Saved data entries:
◆ ◆ ◆

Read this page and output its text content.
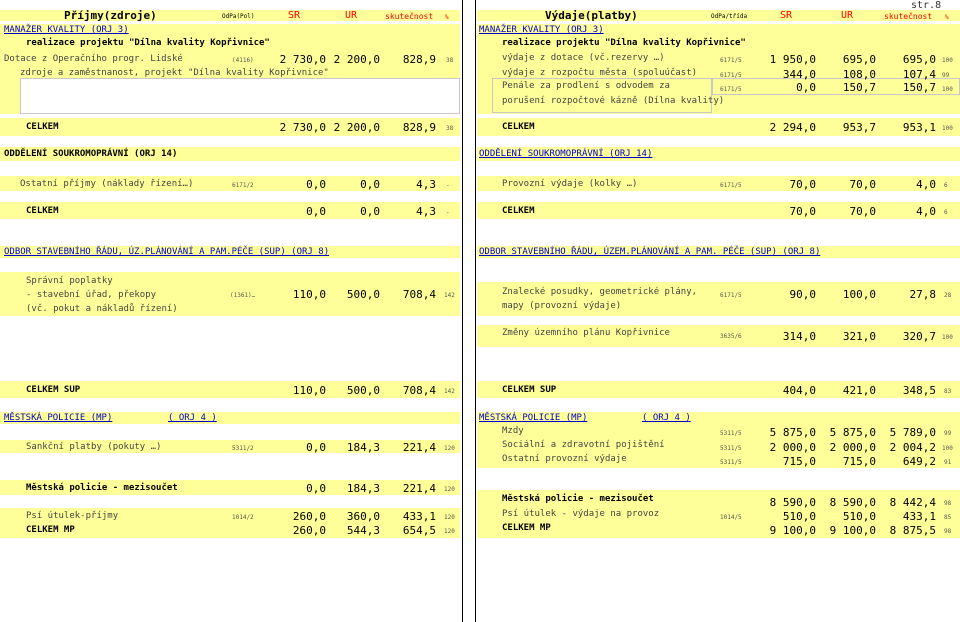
str.8
Příjmy(zdroje)	OdPa(Pol)	SR	UR	skutečnost %
MANAŽER KVALITY (ORJ 3)
realizace projektu "Dílna kvality Kopřivnice"
Dotace z Operačního progr. Lidské	(4116)	2 730,0 2 200,0	828,9 38
zdroje a zaměstnanost, projekt "Dílna kvality Kopřivnice"
CELKEM	2 730,0 2 200,0	828,9 38
ODDĚLENÍ SOUKROMOPRÁVNÍ (ORJ 14)
Ostatní příjmy (náklady řízení…)	6171/2	0,0	0,0	4,3 -
CELKEM	0,0	0,0	4,3 -
ODBOR STAVEBNÍHO ŘÁDU, ÚZ.PLÁNOVÁNÍ A PAM.PÉČE (SUP) (ORJ 8)
Správní poplatky
- stavební úřad, překopy
(vč. pokut a nákladů řízení)
(1361)…	110,0	500,0	708,4 142
CELKEM SUP	110,0	500,0	708,4 142
MĚSTSKÁ POLICIE (MP)	( ORJ 4 )
Sankční platby (pokuty …)	5311/2	0,0	184,3	221,4 120
Městská policie - mezisoučet	0,0	184,3	221,4 120
Psí útulek-příjmy	1014/2	260,0	360,0	433,1 120
CELKEM MP	260,0	544,3	654,5 120
Výdaje(platby)	OdPa/třída	SR	UR	skutečnost %
MANAŽER KVALITY (ORJ 3)
realizace projektu "Dílna kvality Kopřivnice"
výdaje z dotace (vč.rezervy …)	6171/5	1 950,0	695,0	695,0 100
výdaje z rozpočtu města (spoluúčast)	6171/5	344,0	108,0	107,4 99
Penále za prodlení s odvodem za	6171/5	0,0	150,7	150,7 100
porušení rozpočtové kázně (Dílna kvality)
CELKEM	2 294,0	953,7	953,1 100
ODDĚLENÍ SOUKROMOPRÁVNÍ (ORJ 14)
Provozní výdaje (kolky …)	6171/5	70,0	70,0	4,0 6
CELKEM	70,0	70,0	4,0 6
ODBOR STAVEBNÍHO ŘÁDU, ÚZEM.PLÁNOVÁNÍ A PAM. PÉČE (SUP) (ORJ 8)
Znalecké posudky, geometrické plány,
mapy (provozní výdaje)
6171/5	90,0	100,0	27,8 28
Změny územního plánu Kopřivnice	3635/6	314,0	321,0	320,7 100
CELKEM SUP	404,0	421,0	348,5 83
MĚSTSKÁ POLICIE (MP)	( ORJ 4 )
Mzdy	5311/5	5 875,0	5 875,0	5 789,0 99
Sociální a zdravotní pojištění	5311/5	2 000,0	2 000,0	2 004,2 100
Ostatní provozní výdaje	5311/5	715,0	715,0	649,2 91
Městská policie - mezisoučet	8 590,0	8 590,0	8 442,4 98
Psí útulek - výdaje na provoz	1014/5	510,0	510,0	433,1 85
CELKEM MP	9 100,0	9 100,0	8 875,5 98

◆ ◆ ◆

### Task statement
Find the string "útulek" in the records, then copy each line where it occurs.

### Full solution
Psí útulek-příjmy	1014/2	260,0	360,0	433,1 120
Psí útulek - výdaje na provoz	1014/5	510,0	510,0	433,1 85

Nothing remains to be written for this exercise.